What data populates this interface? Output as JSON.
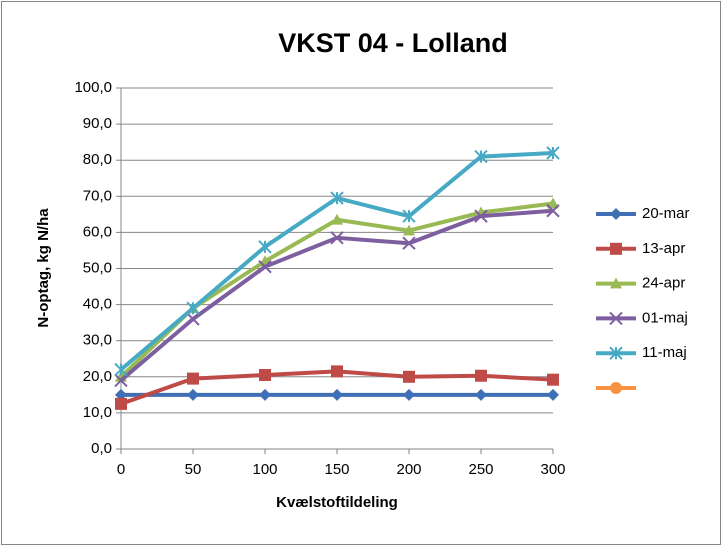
{
  "chart_data": {
    "type": "line",
    "title": "VKST 04 - Lolland",
    "xlabel": "Kvælstoftildeling",
    "ylabel": "N-optag, kg N/ha",
    "x": [
      0,
      50,
      100,
      150,
      200,
      250,
      300
    ],
    "xlim": [
      0,
      300
    ],
    "xticks": [
      0,
      50,
      100,
      150,
      200,
      250,
      300
    ],
    "ylim": [
      0,
      100
    ],
    "yticks": [
      {
        "value": 0,
        "label": "0,0"
      },
      {
        "value": 10,
        "label": "10,0"
      },
      {
        "value": 20,
        "label": "20,0"
      },
      {
        "value": 30,
        "label": "30,0"
      },
      {
        "value": 40,
        "label": "40,0"
      },
      {
        "value": 50,
        "label": "50,0"
      },
      {
        "value": 60,
        "label": "60,0"
      },
      {
        "value": 70,
        "label": "70,0"
      },
      {
        "value": 80,
        "label": "80,0"
      },
      {
        "value": 90,
        "label": "90,0"
      },
      {
        "value": 100,
        "label": "100,0"
      }
    ],
    "grid": true,
    "legend": "right",
    "series": [
      {
        "name": "20-mar",
        "color": "#3f6fb5",
        "marker": "diamond",
        "values": [
          15,
          15,
          15,
          15,
          15,
          15,
          15
        ]
      },
      {
        "name": "13-apr",
        "color": "#be4b48",
        "marker": "square",
        "values": [
          12.5,
          19.5,
          20.5,
          21.5,
          20,
          20.3,
          19.2
        ]
      },
      {
        "name": "24-apr",
        "color": "#98b954",
        "marker": "triangle",
        "values": [
          20,
          39,
          52,
          63.5,
          60.5,
          65.5,
          68
        ]
      },
      {
        "name": "01-maj",
        "color": "#7d5fa0",
        "marker": "x",
        "values": [
          19,
          36,
          50.5,
          58.5,
          57,
          64.5,
          66
        ]
      },
      {
        "name": "11-maj",
        "color": "#46aac5",
        "marker": "star",
        "values": [
          22,
          39,
          56,
          69.5,
          64.5,
          81,
          82
        ]
      },
      {
        "color": "#f69240",
        "marker": "circle",
        "values": [
          null,
          null,
          null,
          null,
          null,
          null,
          null
        ]
      }
    ]
  }
}
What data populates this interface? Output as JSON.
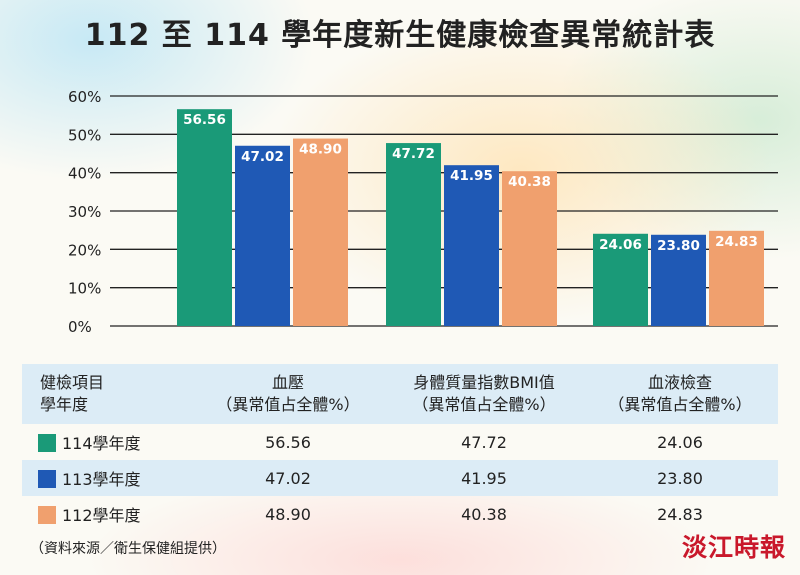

########

Collect each line holding the string "marker".

## RESPONSE TO THIS TASK
        "marker": "diamond",
        "marker": "square",
        "marker": "triangle",
        "marker": "x",
        "marker": "star",
        "marker": "circle",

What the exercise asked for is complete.